--- Start of Given data ---

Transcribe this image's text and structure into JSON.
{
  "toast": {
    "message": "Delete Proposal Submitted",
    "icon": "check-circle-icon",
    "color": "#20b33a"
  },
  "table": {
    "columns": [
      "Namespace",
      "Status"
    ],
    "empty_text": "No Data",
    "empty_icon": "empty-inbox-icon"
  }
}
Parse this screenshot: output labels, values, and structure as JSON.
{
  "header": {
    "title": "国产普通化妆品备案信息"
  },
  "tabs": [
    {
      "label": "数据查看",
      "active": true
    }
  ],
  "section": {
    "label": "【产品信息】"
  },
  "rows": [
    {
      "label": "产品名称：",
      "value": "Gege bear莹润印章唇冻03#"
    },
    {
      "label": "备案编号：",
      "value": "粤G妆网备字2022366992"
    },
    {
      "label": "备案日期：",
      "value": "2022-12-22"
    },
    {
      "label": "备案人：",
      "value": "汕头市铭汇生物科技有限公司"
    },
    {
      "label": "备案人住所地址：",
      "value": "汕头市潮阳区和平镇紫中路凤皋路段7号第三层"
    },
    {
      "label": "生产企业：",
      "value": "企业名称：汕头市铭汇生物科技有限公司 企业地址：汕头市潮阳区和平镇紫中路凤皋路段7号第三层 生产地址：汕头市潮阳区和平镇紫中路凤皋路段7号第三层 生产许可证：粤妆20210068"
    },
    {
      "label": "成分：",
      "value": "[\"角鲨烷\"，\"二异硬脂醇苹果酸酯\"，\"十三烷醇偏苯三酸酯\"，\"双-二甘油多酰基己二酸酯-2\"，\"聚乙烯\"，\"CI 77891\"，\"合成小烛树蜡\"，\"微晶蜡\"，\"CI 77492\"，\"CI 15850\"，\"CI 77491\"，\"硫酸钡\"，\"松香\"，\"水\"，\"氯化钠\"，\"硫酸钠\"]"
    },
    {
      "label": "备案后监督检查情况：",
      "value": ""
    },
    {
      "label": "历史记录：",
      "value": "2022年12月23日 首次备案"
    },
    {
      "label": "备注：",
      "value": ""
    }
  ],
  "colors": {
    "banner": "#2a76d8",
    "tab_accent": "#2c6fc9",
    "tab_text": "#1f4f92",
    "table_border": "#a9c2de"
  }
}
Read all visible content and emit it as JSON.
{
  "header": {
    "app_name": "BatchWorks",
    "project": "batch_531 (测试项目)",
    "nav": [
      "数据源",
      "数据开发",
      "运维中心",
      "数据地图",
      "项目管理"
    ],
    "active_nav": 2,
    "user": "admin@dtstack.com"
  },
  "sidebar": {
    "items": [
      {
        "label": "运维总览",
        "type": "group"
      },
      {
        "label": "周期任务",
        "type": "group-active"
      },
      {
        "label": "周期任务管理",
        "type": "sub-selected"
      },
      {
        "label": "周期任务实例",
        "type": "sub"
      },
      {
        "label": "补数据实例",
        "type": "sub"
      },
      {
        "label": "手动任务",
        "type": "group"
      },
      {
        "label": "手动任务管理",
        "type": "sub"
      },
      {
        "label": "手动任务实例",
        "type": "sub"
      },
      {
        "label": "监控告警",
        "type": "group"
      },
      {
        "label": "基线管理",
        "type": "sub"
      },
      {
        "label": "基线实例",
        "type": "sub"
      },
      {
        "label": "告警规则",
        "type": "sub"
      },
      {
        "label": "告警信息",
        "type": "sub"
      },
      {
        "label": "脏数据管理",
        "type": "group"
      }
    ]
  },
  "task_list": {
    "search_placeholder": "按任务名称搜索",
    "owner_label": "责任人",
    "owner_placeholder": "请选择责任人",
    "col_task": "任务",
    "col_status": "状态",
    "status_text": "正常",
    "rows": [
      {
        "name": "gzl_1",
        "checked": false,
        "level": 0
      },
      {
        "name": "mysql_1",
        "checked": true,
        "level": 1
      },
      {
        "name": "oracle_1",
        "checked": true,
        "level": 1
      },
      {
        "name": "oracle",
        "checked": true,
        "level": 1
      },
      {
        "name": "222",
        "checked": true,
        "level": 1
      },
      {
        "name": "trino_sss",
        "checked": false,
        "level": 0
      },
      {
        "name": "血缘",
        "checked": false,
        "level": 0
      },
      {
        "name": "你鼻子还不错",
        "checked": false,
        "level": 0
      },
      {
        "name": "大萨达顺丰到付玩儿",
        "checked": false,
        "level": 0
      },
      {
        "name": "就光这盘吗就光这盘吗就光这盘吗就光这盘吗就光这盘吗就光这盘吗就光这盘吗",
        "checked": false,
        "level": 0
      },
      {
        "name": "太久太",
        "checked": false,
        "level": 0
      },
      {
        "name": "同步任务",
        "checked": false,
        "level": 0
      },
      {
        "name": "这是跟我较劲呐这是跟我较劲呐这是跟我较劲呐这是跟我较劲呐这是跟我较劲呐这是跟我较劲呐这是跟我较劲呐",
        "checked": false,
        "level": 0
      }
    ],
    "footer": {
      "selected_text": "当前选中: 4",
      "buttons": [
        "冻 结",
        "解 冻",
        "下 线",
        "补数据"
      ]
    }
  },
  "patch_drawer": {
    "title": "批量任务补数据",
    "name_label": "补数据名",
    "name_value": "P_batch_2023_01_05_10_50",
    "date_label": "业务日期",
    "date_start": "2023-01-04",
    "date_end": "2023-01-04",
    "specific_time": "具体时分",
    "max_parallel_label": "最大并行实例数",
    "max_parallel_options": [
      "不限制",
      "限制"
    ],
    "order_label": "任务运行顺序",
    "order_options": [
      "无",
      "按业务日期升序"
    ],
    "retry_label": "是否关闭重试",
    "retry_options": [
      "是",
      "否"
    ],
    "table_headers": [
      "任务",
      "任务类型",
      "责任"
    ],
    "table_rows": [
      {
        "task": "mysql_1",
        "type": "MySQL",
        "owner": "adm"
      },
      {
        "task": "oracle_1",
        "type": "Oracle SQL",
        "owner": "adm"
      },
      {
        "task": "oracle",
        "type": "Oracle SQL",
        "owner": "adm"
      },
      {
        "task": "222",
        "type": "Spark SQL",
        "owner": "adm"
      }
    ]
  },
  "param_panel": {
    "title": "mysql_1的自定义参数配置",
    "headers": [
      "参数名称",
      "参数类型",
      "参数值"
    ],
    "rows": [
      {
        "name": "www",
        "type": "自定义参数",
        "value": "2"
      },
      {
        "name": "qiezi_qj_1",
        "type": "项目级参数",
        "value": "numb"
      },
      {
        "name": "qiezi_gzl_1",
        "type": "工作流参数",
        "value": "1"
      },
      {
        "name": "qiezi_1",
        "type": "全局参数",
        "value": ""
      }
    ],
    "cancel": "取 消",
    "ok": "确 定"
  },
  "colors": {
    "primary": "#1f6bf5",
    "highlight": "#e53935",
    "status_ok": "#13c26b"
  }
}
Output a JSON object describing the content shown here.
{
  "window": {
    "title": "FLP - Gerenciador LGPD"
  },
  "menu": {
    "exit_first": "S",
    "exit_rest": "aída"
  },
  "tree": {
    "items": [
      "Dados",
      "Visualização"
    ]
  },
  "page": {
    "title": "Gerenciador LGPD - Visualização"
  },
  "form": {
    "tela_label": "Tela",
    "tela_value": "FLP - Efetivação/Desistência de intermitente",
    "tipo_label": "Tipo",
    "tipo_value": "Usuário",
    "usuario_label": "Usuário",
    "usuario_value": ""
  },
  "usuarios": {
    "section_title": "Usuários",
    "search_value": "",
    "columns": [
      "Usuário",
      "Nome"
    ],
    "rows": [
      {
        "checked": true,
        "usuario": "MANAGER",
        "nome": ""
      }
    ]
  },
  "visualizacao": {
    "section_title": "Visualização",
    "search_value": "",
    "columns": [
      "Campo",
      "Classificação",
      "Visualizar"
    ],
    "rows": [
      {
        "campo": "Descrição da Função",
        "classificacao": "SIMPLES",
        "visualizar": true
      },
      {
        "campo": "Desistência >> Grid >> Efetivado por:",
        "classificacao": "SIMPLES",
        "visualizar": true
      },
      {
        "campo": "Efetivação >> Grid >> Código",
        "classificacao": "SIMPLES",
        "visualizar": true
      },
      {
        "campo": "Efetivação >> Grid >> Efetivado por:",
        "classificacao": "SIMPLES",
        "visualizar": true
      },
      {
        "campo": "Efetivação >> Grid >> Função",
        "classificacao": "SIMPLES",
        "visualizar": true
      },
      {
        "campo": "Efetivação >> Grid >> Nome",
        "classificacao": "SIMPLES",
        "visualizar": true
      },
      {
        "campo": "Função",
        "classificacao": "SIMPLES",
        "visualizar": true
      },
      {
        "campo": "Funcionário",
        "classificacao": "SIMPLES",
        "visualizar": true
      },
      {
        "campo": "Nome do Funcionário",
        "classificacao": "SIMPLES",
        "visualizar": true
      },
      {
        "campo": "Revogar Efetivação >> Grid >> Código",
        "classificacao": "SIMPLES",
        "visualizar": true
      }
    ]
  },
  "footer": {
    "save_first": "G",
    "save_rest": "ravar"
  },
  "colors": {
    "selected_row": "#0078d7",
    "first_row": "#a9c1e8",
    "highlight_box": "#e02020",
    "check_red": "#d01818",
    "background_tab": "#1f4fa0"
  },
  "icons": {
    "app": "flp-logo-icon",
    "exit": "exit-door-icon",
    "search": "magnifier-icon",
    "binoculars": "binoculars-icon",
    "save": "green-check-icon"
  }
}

--- End of Given data ---

Find the word "Código" in the data and show each line that holds it.

[Result]
        "campo": "Efetivação >> Grid >> Código",
        "campo": "Revogar Efetivação >> Grid >> Código",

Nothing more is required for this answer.